◆ LIST OF TASKS:
(A) List every number written in digits in the tribute to Mel Weitsman, in the order they appear.
(B) Repeat word for word the part of the tribute to Mel Weitsman starting at "As guiding teacher" and ending at "of these losses?".
(C) According to the tribute to Mel Weitsman, for how many years was he guiding teacher and abbot at Berkeley Zen Center?

◆ DOCUMENT PASSAGE:

My dear teacher Hakuryu Sojun—White Dragon/Essence of Purity—Mel Weitsman peacefully passed from this world to the Pure Land of Buddhas and Ancestors on Thursday, 7 January 2021. He was 91 years old.
As guiding teacher and abbot at Berkeley Zen Center (BZC) for 53 years, with a strong circle of dedicated Zen students, Sojun Roshi created a place where vigorous daily sitting practice was integral with people’s life of family, work, and service. He often spoke of BZC as a kind of “one room schoolhouse,” where each person could find the necessary teachings for their position in life.
I want to speak more personally about Sojun.* I also recognize that his death came just a day after the unprecedented insurrection and attack on the Congress in Washington, DC. Events that cannot be ignored. What can I say about the contrast and lessons of these losses?

◆ EXCERPTED RECORDS:
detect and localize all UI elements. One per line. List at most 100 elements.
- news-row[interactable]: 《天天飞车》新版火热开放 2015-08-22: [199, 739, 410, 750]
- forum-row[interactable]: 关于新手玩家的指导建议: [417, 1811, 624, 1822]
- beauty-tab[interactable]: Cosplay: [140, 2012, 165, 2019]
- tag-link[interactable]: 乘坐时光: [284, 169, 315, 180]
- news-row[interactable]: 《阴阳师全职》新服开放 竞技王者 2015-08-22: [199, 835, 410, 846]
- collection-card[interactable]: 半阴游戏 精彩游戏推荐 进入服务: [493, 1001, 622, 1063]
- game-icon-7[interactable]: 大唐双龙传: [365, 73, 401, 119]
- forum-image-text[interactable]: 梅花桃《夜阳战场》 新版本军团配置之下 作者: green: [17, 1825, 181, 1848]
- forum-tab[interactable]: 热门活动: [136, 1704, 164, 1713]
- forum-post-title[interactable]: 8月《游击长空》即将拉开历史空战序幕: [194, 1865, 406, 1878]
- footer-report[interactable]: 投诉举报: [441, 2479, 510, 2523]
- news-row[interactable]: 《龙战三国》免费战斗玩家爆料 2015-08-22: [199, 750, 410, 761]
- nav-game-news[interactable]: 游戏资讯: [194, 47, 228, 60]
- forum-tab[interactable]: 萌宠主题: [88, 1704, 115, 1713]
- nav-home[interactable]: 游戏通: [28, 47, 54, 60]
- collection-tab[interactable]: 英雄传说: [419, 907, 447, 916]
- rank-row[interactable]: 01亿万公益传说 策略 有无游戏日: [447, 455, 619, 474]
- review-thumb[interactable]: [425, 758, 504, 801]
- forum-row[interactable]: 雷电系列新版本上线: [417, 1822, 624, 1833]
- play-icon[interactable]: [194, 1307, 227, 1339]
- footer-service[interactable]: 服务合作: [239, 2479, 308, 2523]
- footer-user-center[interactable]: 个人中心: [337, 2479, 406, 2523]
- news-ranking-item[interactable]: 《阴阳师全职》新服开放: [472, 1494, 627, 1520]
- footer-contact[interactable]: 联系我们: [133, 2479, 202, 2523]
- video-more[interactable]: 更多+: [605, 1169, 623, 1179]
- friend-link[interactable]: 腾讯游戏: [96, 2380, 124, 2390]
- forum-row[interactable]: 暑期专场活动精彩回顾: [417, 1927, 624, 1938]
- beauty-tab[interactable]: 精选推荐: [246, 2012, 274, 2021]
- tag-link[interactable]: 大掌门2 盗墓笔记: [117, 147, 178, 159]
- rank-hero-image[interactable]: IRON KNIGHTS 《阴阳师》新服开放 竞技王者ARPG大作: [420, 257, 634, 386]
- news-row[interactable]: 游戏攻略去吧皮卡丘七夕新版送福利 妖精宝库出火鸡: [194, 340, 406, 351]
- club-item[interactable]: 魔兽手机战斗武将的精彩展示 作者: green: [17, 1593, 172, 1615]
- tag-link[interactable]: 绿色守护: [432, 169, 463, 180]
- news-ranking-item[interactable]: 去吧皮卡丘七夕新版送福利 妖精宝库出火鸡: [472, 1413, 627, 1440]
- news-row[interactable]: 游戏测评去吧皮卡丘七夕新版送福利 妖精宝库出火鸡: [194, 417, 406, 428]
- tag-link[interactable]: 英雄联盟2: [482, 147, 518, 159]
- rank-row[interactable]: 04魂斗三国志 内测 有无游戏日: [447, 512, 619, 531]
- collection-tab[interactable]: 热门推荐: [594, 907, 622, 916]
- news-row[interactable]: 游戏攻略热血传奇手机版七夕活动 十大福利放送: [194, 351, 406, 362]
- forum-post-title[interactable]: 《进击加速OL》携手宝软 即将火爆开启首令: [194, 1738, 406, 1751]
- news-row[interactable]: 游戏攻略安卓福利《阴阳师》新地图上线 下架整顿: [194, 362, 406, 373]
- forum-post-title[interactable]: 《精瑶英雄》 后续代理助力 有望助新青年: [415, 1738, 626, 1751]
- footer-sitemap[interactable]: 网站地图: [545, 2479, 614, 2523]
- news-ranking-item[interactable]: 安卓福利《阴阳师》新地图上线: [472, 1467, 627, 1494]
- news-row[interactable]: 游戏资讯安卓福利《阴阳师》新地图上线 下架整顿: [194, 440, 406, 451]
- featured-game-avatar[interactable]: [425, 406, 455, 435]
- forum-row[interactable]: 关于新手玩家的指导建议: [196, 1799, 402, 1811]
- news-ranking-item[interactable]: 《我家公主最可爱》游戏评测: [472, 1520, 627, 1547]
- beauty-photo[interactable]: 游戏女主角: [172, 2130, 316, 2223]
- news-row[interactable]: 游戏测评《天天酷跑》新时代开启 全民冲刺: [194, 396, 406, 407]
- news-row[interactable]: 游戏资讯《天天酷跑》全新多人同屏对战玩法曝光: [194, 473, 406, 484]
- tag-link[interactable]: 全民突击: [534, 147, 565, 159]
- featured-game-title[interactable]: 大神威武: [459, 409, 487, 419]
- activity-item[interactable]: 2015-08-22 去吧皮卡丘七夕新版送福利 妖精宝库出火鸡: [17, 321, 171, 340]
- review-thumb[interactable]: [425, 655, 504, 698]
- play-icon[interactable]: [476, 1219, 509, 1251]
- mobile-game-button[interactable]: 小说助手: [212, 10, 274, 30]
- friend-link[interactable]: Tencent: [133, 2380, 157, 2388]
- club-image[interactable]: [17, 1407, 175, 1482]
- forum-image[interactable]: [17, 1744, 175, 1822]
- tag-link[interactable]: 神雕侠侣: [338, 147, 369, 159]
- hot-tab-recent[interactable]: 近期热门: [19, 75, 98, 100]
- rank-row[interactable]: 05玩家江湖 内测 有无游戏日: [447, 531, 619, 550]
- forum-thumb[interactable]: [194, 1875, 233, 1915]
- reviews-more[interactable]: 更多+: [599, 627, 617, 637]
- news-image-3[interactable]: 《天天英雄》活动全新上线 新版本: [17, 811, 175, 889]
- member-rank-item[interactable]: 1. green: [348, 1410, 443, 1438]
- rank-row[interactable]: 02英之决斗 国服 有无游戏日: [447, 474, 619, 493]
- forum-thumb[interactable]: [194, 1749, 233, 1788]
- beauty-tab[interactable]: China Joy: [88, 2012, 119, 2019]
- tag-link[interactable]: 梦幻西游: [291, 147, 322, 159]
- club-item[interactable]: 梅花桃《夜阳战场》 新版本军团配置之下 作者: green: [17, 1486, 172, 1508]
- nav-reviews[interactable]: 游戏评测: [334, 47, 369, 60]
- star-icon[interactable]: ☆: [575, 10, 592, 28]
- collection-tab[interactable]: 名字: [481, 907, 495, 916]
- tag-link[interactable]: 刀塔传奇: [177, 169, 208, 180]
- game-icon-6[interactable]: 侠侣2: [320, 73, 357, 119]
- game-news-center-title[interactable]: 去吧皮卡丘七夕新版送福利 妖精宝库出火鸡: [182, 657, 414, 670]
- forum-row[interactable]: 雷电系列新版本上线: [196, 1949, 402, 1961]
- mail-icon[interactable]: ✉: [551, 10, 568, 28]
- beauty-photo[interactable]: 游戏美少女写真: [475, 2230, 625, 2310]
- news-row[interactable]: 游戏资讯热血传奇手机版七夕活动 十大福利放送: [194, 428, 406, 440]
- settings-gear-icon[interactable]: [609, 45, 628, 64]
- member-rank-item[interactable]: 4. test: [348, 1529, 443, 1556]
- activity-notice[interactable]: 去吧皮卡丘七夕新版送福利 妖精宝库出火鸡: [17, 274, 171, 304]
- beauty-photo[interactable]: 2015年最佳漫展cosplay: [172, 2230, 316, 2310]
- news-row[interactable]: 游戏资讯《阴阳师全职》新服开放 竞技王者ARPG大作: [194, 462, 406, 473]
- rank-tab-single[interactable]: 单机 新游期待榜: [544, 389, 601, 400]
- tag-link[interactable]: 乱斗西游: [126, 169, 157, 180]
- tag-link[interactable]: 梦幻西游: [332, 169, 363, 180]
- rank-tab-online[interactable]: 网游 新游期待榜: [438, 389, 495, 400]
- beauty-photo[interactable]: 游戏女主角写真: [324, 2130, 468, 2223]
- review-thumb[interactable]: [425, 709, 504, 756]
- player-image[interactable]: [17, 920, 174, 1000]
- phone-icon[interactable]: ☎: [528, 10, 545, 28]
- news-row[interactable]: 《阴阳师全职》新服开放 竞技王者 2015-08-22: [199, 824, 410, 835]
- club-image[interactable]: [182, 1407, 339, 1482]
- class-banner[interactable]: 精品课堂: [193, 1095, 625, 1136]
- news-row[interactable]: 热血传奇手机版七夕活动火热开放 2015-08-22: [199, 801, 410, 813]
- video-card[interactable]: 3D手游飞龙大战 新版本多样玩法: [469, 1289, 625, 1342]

◆ ANSWER LIST:
(A) 7, 2021, 91, 53

(B)
As guiding teacher and abbot at Berkeley Zen Center (BZC) for 53 years, with a strong circle of dedicated Zen students, Sojun Roshi created a place where vigorous daily sitting practice was integral with people’s life of family, work, and service. He often spoke of BZC as a kind of “one room schoolhouse,” where each person could find the necessary teachings for their position in life.
I want to speak more personally about Sojun.* I also recognize that his death came just a day after the unprecedented insurrection and attack on the Congress in Washington, DC. Events that cannot be ignored. What can I say about the contrast and lessons of these losses?

(C) 53 years.